YOUR OBJECTIVE:
Among the lines of this listing, determine how many contain the string "name". Answer with the number only.
--- begin ---
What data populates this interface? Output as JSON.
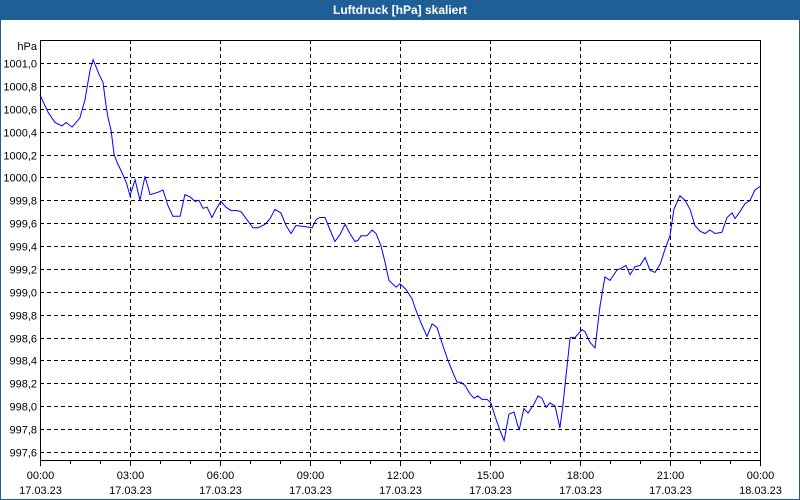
{
  "window": {
    "title": "Luftdruck [hPa] skaliert"
  },
  "chart_data": {
    "type": "line",
    "title": "Luftdruck [hPa] skaliert",
    "ylabel": "hPa",
    "xlabel": "",
    "ylim": [
      997.6,
      1001.0
    ],
    "y_ticks": [
      "997,6",
      "997,8",
      "998,0",
      "998,2",
      "998,4",
      "998,6",
      "998,8",
      "999,0",
      "999,2",
      "999,4",
      "999,6",
      "999,8",
      "1000,0",
      "1000,2",
      "1000,4",
      "1000,6",
      "1000,8",
      "1001,0"
    ],
    "y_tick_values": [
      997.6,
      997.8,
      998.0,
      998.2,
      998.4,
      998.6,
      998.8,
      999.0,
      999.2,
      999.4,
      999.6,
      999.8,
      1000.0,
      1000.2,
      1000.4,
      1000.6,
      1000.8,
      1001.0
    ],
    "xlim_hours": [
      0,
      24
    ],
    "x_ticks": [
      {
        "hour": 0,
        "time": "00:00",
        "date": "17.03.23"
      },
      {
        "hour": 3,
        "time": "03:00",
        "date": "17.03.23"
      },
      {
        "hour": 6,
        "time": "06:00",
        "date": "17.03.23"
      },
      {
        "hour": 9,
        "time": "09:00",
        "date": "17.03.23"
      },
      {
        "hour": 12,
        "time": "12:00",
        "date": "17.03.23"
      },
      {
        "hour": 15,
        "time": "15:00",
        "date": "17.03.23"
      },
      {
        "hour": 18,
        "time": "18:00",
        "date": "17.03.23"
      },
      {
        "hour": 21,
        "time": "21:00",
        "date": "17.03.23"
      },
      {
        "hour": 24,
        "time": "00:00",
        "date": "18.03.23"
      }
    ],
    "grid": true,
    "line_color": "#0000ff",
    "series": [
      {
        "name": "Luftdruck",
        "points": [
          [
            0,
            1000.72
          ],
          [
            0.27,
            1000.57
          ],
          [
            0.5,
            1000.48
          ],
          [
            0.73,
            1000.45
          ],
          [
            0.87,
            1000.48
          ],
          [
            1.07,
            1000.44
          ],
          [
            1.33,
            1000.52
          ],
          [
            1.5,
            1000.68
          ],
          [
            1.67,
            1000.94
          ],
          [
            1.77,
            1001.03
          ],
          [
            1.97,
            1000.9
          ],
          [
            2.1,
            1000.83
          ],
          [
            2.2,
            1000.63
          ],
          [
            2.27,
            1000.52
          ],
          [
            2.37,
            1000.41
          ],
          [
            2.47,
            1000.2
          ],
          [
            2.57,
            1000.13
          ],
          [
            2.7,
            1000.06
          ],
          [
            2.87,
            999.96
          ],
          [
            3.0,
            999.84
          ],
          [
            3.17,
            999.98
          ],
          [
            3.33,
            999.8
          ],
          [
            3.5,
            1000.01
          ],
          [
            3.67,
            999.85
          ],
          [
            3.93,
            999.87
          ],
          [
            4.1,
            999.89
          ],
          [
            4.27,
            999.75
          ],
          [
            4.43,
            999.66
          ],
          [
            4.67,
            999.66
          ],
          [
            4.83,
            999.85
          ],
          [
            5.0,
            999.83
          ],
          [
            5.17,
            999.79
          ],
          [
            5.3,
            999.8
          ],
          [
            5.43,
            999.73
          ],
          [
            5.57,
            999.74
          ],
          [
            5.73,
            999.65
          ],
          [
            5.87,
            999.72
          ],
          [
            6.03,
            999.79
          ],
          [
            6.2,
            999.74
          ],
          [
            6.37,
            999.71
          ],
          [
            6.57,
            999.71
          ],
          [
            6.7,
            999.7
          ],
          [
            6.87,
            999.64
          ],
          [
            7.1,
            999.56
          ],
          [
            7.27,
            999.56
          ],
          [
            7.5,
            999.59
          ],
          [
            7.67,
            999.64
          ],
          [
            7.83,
            999.72
          ],
          [
            8.03,
            999.69
          ],
          [
            8.2,
            999.58
          ],
          [
            8.37,
            999.51
          ],
          [
            8.53,
            999.58
          ],
          [
            8.83,
            999.57
          ],
          [
            9.07,
            999.56
          ],
          [
            9.2,
            999.63
          ],
          [
            9.33,
            999.65
          ],
          [
            9.5,
            999.65
          ],
          [
            9.67,
            999.54
          ],
          [
            9.83,
            999.44
          ],
          [
            10.0,
            999.5
          ],
          [
            10.17,
            999.59
          ],
          [
            10.33,
            999.51
          ],
          [
            10.5,
            999.44
          ],
          [
            10.6,
            999.45
          ],
          [
            10.7,
            999.49
          ],
          [
            10.9,
            999.49
          ],
          [
            11.07,
            999.54
          ],
          [
            11.2,
            999.51
          ],
          [
            11.37,
            999.4
          ],
          [
            11.5,
            999.26
          ],
          [
            11.63,
            999.1
          ],
          [
            11.87,
            999.04
          ],
          [
            12.0,
            999.07
          ],
          [
            12.2,
            999.02
          ],
          [
            12.4,
            998.94
          ],
          [
            12.53,
            998.84
          ],
          [
            12.73,
            998.71
          ],
          [
            12.9,
            998.61
          ],
          [
            13.07,
            998.72
          ],
          [
            13.23,
            998.69
          ],
          [
            13.43,
            998.53
          ],
          [
            13.6,
            998.4
          ],
          [
            13.77,
            998.29
          ],
          [
            13.9,
            998.21
          ],
          [
            14.03,
            998.21
          ],
          [
            14.17,
            998.18
          ],
          [
            14.33,
            998.11
          ],
          [
            14.47,
            998.07
          ],
          [
            14.6,
            998.09
          ],
          [
            14.73,
            998.06
          ],
          [
            14.9,
            998.06
          ],
          [
            15.03,
            998.03
          ],
          [
            15.17,
            997.91
          ],
          [
            15.33,
            997.79
          ],
          [
            15.47,
            997.7
          ],
          [
            15.63,
            997.93
          ],
          [
            15.8,
            997.95
          ],
          [
            15.97,
            997.79
          ],
          [
            16.13,
            997.98
          ],
          [
            16.27,
            997.94
          ],
          [
            16.47,
            998.02
          ],
          [
            16.6,
            998.09
          ],
          [
            16.73,
            998.07
          ],
          [
            16.87,
            997.99
          ],
          [
            17.0,
            998.03
          ],
          [
            17.17,
            998.0
          ],
          [
            17.33,
            997.81
          ],
          [
            17.43,
            998.01
          ],
          [
            17.67,
            998.6
          ],
          [
            17.83,
            998.6
          ],
          [
            18.07,
            998.67
          ],
          [
            18.17,
            998.65
          ],
          [
            18.33,
            998.56
          ],
          [
            18.5,
            998.51
          ],
          [
            18.67,
            998.88
          ],
          [
            18.83,
            999.13
          ],
          [
            19.0,
            999.1
          ],
          [
            19.23,
            999.19
          ],
          [
            19.4,
            999.21
          ],
          [
            19.53,
            999.23
          ],
          [
            19.67,
            999.15
          ],
          [
            19.83,
            999.22
          ],
          [
            20.0,
            999.23
          ],
          [
            20.17,
            999.3
          ],
          [
            20.33,
            999.19
          ],
          [
            20.5,
            999.17
          ],
          [
            20.67,
            999.24
          ],
          [
            20.83,
            999.37
          ],
          [
            21.0,
            999.49
          ],
          [
            21.13,
            999.72
          ],
          [
            21.33,
            999.84
          ],
          [
            21.5,
            999.8
          ],
          [
            21.67,
            999.72
          ],
          [
            21.83,
            999.58
          ],
          [
            22.0,
            999.53
          ],
          [
            22.17,
            999.51
          ],
          [
            22.33,
            999.54
          ],
          [
            22.5,
            999.51
          ],
          [
            22.73,
            999.52
          ],
          [
            22.9,
            999.65
          ],
          [
            23.07,
            999.69
          ],
          [
            23.17,
            999.64
          ],
          [
            23.33,
            999.7
          ],
          [
            23.5,
            999.77
          ],
          [
            23.67,
            999.8
          ],
          [
            23.83,
            999.89
          ],
          [
            24.0,
            999.92
          ]
        ]
      }
    ]
  }
}
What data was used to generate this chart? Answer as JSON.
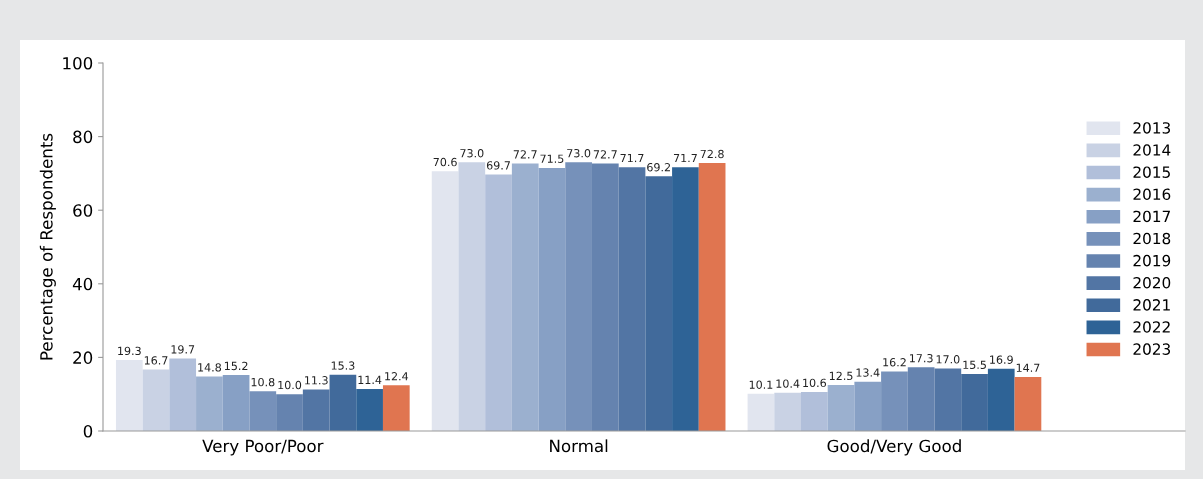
{
  "chart_data": {
    "type": "bar",
    "ylabel": "Percentage of Respondents",
    "categories": [
      "Very Poor/Poor",
      "Normal",
      "Good/Very Good"
    ],
    "series": [
      {
        "name": "2013",
        "color": "#e1e5ef",
        "values": [
          19.3,
          70.6,
          10.1
        ],
        "value_labels": [
          "19.3",
          "70.6",
          "10.1"
        ]
      },
      {
        "name": "2014",
        "color": "#c9d2e4",
        "values": [
          16.7,
          73.0,
          10.4
        ],
        "value_labels": [
          "16.7",
          "73.0",
          "10.4"
        ]
      },
      {
        "name": "2015",
        "color": "#b1bfda",
        "values": [
          19.7,
          69.7,
          10.6
        ],
        "value_labels": [
          "19.7",
          "69.7",
          "10.6"
        ]
      },
      {
        "name": "2016",
        "color": "#9bb0cf",
        "values": [
          14.8,
          72.7,
          12.5
        ],
        "value_labels": [
          "14.8",
          "72.7",
          "12.5"
        ]
      },
      {
        "name": "2017",
        "color": "#87a0c5",
        "values": [
          15.2,
          71.5,
          13.4
        ],
        "value_labels": [
          "15.2",
          "71.5",
          "13.4"
        ]
      },
      {
        "name": "2018",
        "color": "#7691ba",
        "values": [
          10.8,
          73.0,
          16.2
        ],
        "value_labels": [
          "10.8",
          "73.0",
          "16.2"
        ]
      },
      {
        "name": "2019",
        "color": "#6583af",
        "values": [
          10.0,
          72.7,
          17.3
        ],
        "value_labels": [
          "10.0",
          "72.7",
          "17.3"
        ]
      },
      {
        "name": "2020",
        "color": "#5275a4",
        "values": [
          11.3,
          71.7,
          17.0
        ],
        "value_labels": [
          "11.3",
          "71.7",
          "17.0"
        ]
      },
      {
        "name": "2021",
        "color": "#416a9b",
        "values": [
          15.3,
          69.2,
          15.5
        ],
        "value_labels": [
          "15.3",
          "69.2",
          "15.5"
        ]
      },
      {
        "name": "2022",
        "color": "#2e6396",
        "values": [
          11.4,
          71.7,
          16.9
        ],
        "value_labels": [
          "11.4",
          "71.7",
          "16.9"
        ]
      },
      {
        "name": "2023",
        "color": "#e07550",
        "values": [
          12.4,
          72.8,
          14.7
        ],
        "value_labels": [
          "12.4",
          "72.8",
          "14.7"
        ]
      }
    ],
    "ylim": [
      0,
      100
    ],
    "yticks": [
      0,
      20,
      40,
      60,
      80,
      100
    ],
    "grid": false,
    "legend": "right"
  }
}
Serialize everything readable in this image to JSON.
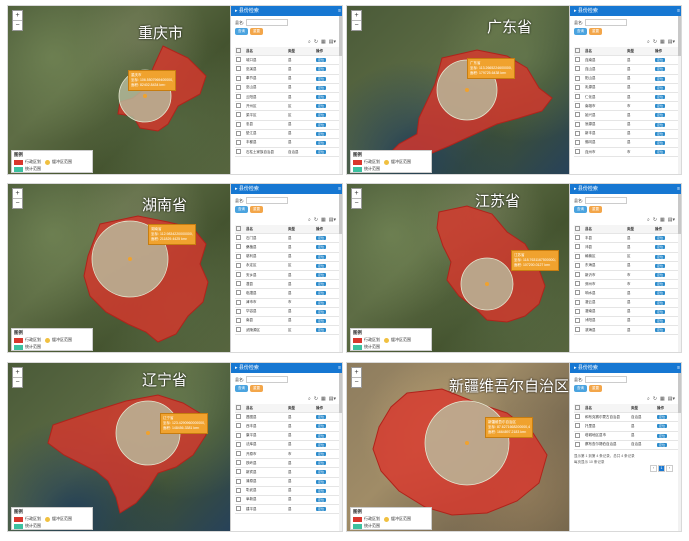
{
  "panels": [
    {
      "region": "重庆市",
      "window_title": "县份检索",
      "popup": [
        "重庆市",
        "坐标: 106.5507969400000,29.5630400",
        "面积: 82402.8434 km²"
      ],
      "legend": {
        "title": "图例",
        "items": [
          "行政区划",
          "缓冲区范围",
          "统计范围"
        ]
      },
      "search_label": "县名:",
      "buttons": [
        "查询",
        "重置"
      ],
      "columns": [
        "县名",
        "类型",
        "操作"
      ],
      "rows": [
        [
          "城口县",
          "县",
          "定位"
        ],
        [
          "巫溪县",
          "县",
          "定位"
        ],
        [
          "奉节县",
          "县",
          "定位"
        ],
        [
          "巫山县",
          "县",
          "定位"
        ],
        [
          "云阳县",
          "县",
          "定位"
        ],
        [
          "开州区",
          "区",
          "定位"
        ],
        [
          "梁平区",
          "区",
          "定位"
        ],
        [
          "忠县",
          "县",
          "定位"
        ],
        [
          "垫江县",
          "县",
          "定位"
        ],
        [
          "丰都县",
          "县",
          "定位"
        ],
        [
          "石柱土家族自治县",
          "自治县",
          "定位"
        ]
      ]
    },
    {
      "region": "广东省",
      "window_title": "县份检索",
      "popup": [
        "广东省",
        "坐标: 113.2665224600000,23.1321",
        "面积: 179725.6438 km²"
      ],
      "legend": {
        "title": "图例",
        "items": [
          "行政区划",
          "缓冲区范围",
          "统计范围"
        ]
      },
      "search_label": "县名:",
      "buttons": [
        "查询",
        "重置"
      ],
      "columns": [
        "县名",
        "类型",
        "操作"
      ],
      "rows": [
        [
          "连南县",
          "县",
          "定位"
        ],
        [
          "连山县",
          "县",
          "定位"
        ],
        [
          "阳山县",
          "县",
          "定位"
        ],
        [
          "乳源县",
          "县",
          "定位"
        ],
        [
          "仁化县",
          "县",
          "定位"
        ],
        [
          "南雄市",
          "市",
          "定位"
        ],
        [
          "始兴县",
          "县",
          "定位"
        ],
        [
          "翁源县",
          "县",
          "定位"
        ],
        [
          "新丰县",
          "县",
          "定位"
        ],
        [
          "佛冈县",
          "县",
          "定位"
        ],
        [
          "连州市",
          "市",
          "定位"
        ]
      ]
    },
    {
      "region": "湖南省",
      "window_title": "县份检索",
      "popup": [
        "湖南省",
        "坐标: 112.9834220000000,28.1127",
        "面积: 211829.4425 km²"
      ],
      "legend": {
        "title": "图例",
        "items": [
          "行政区划",
          "缓冲区范围",
          "统计范围"
        ]
      },
      "search_label": "县名:",
      "buttons": [
        "查询",
        "重置"
      ],
      "columns": [
        "县名",
        "类型",
        "操作"
      ],
      "rows": [
        [
          "石门县",
          "县",
          "定位"
        ],
        [
          "桑植县",
          "县",
          "定位"
        ],
        [
          "慈利县",
          "县",
          "定位"
        ],
        [
          "永定区",
          "区",
          "定位"
        ],
        [
          "安乡县",
          "县",
          "定位"
        ],
        [
          "澧县",
          "县",
          "定位"
        ],
        [
          "临澧县",
          "县",
          "定位"
        ],
        [
          "津市市",
          "市",
          "定位"
        ],
        [
          "华容县",
          "县",
          "定位"
        ],
        [
          "南县",
          "县",
          "定位"
        ],
        [
          "武陵源区",
          "区",
          "定位"
        ]
      ]
    },
    {
      "region": "江苏省",
      "window_title": "县份检索",
      "popup": [
        "江苏省",
        "坐标: 118.7631167500000,32.0617",
        "面积: 107200.0127 km²"
      ],
      "legend": {
        "title": "图例",
        "items": [
          "行政区划",
          "缓冲区范围",
          "统计范围"
        ]
      },
      "search_label": "县名:",
      "buttons": [
        "查询",
        "重置"
      ],
      "columns": [
        "县名",
        "类型",
        "操作"
      ],
      "rows": [
        [
          "丰县",
          "县",
          "定位"
        ],
        [
          "沛县",
          "县",
          "定位"
        ],
        [
          "赣榆区",
          "区",
          "定位"
        ],
        [
          "东海县",
          "县",
          "定位"
        ],
        [
          "新沂市",
          "市",
          "定位"
        ],
        [
          "邳州市",
          "市",
          "定位"
        ],
        [
          "响水县",
          "县",
          "定位"
        ],
        [
          "灌云县",
          "县",
          "定位"
        ],
        [
          "灌南县",
          "县",
          "定位"
        ],
        [
          "沭阳县",
          "县",
          "定位"
        ],
        [
          "滨海县",
          "县",
          "定位"
        ]
      ]
    },
    {
      "region": "辽宁省",
      "window_title": "县份检索",
      "popup": [
        "辽宁省",
        "坐标: 123.4290960000000,41.8354",
        "面积: 148456.3381 km²"
      ],
      "legend": {
        "title": "图例",
        "items": [
          "行政区划",
          "缓冲区范围",
          "统计范围"
        ]
      },
      "search_label": "县名:",
      "buttons": [
        "查询",
        "重置"
      ],
      "columns": [
        "县名",
        "类型",
        "操作"
      ],
      "rows": [
        [
          "昌图县",
          "县",
          "定位"
        ],
        [
          "西丰县",
          "县",
          "定位"
        ],
        [
          "康平县",
          "县",
          "定位"
        ],
        [
          "法库县",
          "县",
          "定位"
        ],
        [
          "开原市",
          "市",
          "定位"
        ],
        [
          "铁岭县",
          "县",
          "定位"
        ],
        [
          "新宾县",
          "县",
          "定位"
        ],
        [
          "清原县",
          "县",
          "定位"
        ],
        [
          "彰武县",
          "县",
          "定位"
        ],
        [
          "阜新县",
          "县",
          "定位"
        ],
        [
          "建平县",
          "县",
          "定位"
        ]
      ]
    },
    {
      "region": "新疆维吾尔自治区",
      "window_title": "县份检索",
      "popup": [
        "新疆维吾尔自治区",
        "坐标: 87.6271668200000,43.7930",
        "面积: 1664897.2183 km²"
      ],
      "legend": {
        "title": "图例",
        "items": [
          "行政区划",
          "缓冲区范围",
          "统计范围"
        ]
      },
      "search_label": "县名:",
      "buttons": [
        "查询",
        "重置"
      ],
      "columns": [
        "县名",
        "类型",
        "操作"
      ],
      "rows": [
        [
          "和布克赛尔蒙古自治县",
          "自治县",
          "定位"
        ],
        [
          "托里县",
          "县",
          "定位"
        ],
        [
          "塔城地区县市",
          "县",
          "定位"
        ],
        [
          "察布查尔锡伯自治县",
          "自治县",
          "定位"
        ]
      ],
      "pager": {
        "summary": "显示第 1 到第 4 条记录，总共 4 条记录",
        "per_page": "每页显示 10 条记录",
        "pages": [
          "‹",
          "1",
          "›"
        ]
      }
    }
  ],
  "colors": {
    "province_fill": "#d9362c",
    "buffer_fill": "#b9bea0",
    "accent": "#1677d2",
    "popup": "#f0a22e"
  }
}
--- end ---
EXERCISE RESULT:
12